Copy out all the lines in the records that include the word "title".
— start Material for this exercise —
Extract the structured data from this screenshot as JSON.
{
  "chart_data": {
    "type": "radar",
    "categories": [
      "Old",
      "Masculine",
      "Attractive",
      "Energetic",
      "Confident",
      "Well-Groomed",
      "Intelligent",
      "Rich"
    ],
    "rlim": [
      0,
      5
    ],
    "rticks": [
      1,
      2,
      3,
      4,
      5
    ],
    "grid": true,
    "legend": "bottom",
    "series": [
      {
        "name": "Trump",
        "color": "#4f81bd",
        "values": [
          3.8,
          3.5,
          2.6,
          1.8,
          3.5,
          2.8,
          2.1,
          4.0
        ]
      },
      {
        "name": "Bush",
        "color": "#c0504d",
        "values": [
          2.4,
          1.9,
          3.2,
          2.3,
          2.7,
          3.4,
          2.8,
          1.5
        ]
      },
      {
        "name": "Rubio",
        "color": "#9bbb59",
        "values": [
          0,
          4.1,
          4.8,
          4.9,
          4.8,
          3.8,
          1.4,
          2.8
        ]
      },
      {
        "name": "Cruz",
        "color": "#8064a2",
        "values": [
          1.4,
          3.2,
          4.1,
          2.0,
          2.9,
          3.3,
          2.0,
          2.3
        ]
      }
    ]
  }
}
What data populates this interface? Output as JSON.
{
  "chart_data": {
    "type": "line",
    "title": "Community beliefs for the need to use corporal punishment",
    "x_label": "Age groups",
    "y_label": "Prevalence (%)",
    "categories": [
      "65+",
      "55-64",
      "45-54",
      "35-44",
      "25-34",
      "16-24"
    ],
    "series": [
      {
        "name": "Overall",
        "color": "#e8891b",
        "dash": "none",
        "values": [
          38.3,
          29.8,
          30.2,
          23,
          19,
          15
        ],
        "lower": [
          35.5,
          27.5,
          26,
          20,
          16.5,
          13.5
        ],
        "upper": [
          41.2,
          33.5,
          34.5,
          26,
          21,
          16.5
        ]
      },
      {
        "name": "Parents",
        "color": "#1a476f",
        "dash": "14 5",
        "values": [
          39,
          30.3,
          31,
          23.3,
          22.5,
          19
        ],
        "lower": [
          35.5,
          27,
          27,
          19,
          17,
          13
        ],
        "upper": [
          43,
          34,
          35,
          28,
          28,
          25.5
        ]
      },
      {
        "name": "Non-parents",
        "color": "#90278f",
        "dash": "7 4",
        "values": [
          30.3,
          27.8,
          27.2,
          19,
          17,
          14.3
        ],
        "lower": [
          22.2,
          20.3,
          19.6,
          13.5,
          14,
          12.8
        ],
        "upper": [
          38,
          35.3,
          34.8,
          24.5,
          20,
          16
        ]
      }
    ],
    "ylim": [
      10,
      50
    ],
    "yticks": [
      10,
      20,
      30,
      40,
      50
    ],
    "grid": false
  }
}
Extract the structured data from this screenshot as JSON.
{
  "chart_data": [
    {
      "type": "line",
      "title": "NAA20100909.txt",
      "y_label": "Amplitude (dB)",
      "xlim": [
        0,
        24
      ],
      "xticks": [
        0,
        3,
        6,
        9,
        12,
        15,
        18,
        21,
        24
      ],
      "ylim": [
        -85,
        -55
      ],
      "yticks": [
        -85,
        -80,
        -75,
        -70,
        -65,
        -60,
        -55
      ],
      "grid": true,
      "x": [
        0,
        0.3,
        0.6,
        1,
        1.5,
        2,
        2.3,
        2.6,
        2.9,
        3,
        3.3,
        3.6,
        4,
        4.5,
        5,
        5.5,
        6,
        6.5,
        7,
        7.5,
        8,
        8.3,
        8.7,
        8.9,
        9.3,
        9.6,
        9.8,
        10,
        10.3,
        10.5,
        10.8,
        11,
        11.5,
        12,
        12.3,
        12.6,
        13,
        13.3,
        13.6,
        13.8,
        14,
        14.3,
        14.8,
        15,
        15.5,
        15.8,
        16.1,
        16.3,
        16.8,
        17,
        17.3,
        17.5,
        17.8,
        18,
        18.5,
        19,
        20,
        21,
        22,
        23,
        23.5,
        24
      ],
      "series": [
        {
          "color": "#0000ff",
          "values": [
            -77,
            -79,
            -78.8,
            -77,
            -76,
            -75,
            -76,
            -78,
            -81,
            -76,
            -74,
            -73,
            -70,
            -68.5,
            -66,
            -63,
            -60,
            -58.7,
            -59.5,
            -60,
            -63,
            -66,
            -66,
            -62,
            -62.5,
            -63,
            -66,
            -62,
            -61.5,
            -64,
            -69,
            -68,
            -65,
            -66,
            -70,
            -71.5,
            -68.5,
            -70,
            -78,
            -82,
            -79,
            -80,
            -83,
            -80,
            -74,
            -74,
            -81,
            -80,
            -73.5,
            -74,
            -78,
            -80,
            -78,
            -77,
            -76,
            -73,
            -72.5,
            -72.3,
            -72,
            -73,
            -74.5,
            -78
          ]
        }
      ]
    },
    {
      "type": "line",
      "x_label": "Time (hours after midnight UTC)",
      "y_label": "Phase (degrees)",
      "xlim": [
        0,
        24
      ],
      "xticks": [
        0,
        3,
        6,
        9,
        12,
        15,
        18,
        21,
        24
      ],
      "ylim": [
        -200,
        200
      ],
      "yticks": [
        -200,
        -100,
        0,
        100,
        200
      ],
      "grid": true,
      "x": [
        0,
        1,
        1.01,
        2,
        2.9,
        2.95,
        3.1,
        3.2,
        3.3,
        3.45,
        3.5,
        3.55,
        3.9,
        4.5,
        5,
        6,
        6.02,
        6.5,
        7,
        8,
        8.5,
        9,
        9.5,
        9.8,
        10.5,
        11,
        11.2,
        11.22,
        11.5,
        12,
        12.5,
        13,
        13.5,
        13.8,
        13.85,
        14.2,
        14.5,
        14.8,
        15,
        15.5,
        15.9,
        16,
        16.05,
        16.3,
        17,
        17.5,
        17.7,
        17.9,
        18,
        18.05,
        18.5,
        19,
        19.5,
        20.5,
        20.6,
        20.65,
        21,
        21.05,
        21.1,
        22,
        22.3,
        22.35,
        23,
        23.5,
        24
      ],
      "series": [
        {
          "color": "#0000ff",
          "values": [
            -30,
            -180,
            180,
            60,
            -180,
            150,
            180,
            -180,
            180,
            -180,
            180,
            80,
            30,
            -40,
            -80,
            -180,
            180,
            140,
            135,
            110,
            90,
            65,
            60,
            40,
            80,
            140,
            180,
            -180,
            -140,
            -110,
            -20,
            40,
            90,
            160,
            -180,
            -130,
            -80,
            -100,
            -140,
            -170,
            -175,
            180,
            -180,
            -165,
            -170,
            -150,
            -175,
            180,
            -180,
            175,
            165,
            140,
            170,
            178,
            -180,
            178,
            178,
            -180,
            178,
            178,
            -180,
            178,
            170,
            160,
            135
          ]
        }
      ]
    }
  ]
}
— end Material for this exercise —
**The completed task:**
    "title": "Community beliefs for the need to use corporal punishment",
      "title": "NAA20100909.txt",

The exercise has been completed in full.